> **Task brief**
For the data below, work out how many lines include the string "size" and report only the number.

___ Supplied information ___

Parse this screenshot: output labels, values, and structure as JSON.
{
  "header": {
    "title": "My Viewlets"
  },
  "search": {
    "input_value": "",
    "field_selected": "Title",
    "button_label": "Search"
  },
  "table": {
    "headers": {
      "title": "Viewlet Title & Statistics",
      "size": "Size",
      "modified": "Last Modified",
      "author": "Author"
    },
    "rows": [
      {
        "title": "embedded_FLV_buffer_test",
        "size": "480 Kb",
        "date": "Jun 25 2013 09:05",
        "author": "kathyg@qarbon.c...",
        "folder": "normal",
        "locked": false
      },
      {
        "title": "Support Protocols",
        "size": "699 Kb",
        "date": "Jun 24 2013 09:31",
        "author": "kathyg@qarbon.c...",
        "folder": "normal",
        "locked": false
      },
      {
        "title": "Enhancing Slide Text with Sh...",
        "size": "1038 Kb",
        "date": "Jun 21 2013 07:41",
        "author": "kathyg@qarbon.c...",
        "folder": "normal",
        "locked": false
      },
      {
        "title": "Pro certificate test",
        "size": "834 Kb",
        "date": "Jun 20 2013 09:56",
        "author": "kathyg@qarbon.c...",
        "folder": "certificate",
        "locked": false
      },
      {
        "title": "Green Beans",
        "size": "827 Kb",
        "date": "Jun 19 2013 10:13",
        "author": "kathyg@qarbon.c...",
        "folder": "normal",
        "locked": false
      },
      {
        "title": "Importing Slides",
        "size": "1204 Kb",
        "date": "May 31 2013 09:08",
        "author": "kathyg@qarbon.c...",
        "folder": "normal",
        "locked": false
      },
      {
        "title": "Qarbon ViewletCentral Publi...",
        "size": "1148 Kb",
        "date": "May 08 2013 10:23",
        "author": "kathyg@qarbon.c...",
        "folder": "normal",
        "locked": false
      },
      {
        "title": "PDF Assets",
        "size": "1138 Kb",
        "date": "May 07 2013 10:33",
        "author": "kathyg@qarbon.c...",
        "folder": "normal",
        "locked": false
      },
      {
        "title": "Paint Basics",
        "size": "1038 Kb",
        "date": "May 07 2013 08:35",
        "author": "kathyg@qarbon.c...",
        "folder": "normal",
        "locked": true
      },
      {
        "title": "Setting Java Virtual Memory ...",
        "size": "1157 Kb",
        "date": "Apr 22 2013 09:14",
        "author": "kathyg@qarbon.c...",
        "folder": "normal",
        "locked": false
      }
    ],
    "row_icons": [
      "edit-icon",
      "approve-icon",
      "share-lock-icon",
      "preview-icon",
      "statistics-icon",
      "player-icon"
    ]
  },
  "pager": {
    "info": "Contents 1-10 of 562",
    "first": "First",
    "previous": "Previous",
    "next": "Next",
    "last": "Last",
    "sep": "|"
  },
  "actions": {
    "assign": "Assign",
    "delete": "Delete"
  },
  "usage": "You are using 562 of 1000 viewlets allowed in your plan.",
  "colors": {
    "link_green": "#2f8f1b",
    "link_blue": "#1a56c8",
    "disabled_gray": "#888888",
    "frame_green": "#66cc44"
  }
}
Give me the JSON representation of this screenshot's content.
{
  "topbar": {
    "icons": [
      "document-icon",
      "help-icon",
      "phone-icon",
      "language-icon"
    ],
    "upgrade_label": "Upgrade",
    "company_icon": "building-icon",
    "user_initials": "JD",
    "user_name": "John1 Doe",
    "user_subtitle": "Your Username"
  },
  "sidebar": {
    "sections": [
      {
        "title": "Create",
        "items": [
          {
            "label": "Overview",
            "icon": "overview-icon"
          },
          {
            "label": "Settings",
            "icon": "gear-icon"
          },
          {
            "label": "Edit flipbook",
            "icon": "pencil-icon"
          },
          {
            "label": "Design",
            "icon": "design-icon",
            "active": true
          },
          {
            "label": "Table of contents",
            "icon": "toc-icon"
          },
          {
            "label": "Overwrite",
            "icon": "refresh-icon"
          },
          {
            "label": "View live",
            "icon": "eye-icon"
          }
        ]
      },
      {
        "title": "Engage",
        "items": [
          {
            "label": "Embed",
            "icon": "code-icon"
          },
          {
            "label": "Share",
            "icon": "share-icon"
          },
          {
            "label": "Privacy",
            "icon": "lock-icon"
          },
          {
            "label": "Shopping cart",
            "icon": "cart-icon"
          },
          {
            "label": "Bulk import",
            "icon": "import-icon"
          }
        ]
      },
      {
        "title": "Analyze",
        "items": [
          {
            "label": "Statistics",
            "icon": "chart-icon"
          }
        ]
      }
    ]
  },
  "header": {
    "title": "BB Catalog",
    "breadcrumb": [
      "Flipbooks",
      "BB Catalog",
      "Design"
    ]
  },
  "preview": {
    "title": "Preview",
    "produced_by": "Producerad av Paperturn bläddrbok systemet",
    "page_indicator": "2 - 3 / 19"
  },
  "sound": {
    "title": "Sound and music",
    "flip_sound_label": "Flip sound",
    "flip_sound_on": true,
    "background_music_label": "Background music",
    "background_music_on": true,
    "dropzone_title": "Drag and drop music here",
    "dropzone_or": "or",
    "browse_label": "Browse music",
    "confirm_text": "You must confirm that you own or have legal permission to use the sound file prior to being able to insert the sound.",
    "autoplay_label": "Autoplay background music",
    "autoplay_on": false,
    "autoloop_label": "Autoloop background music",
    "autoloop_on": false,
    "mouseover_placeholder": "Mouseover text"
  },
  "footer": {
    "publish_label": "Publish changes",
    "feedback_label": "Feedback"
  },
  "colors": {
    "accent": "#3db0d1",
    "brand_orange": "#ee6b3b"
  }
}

___

> **Written solution**
11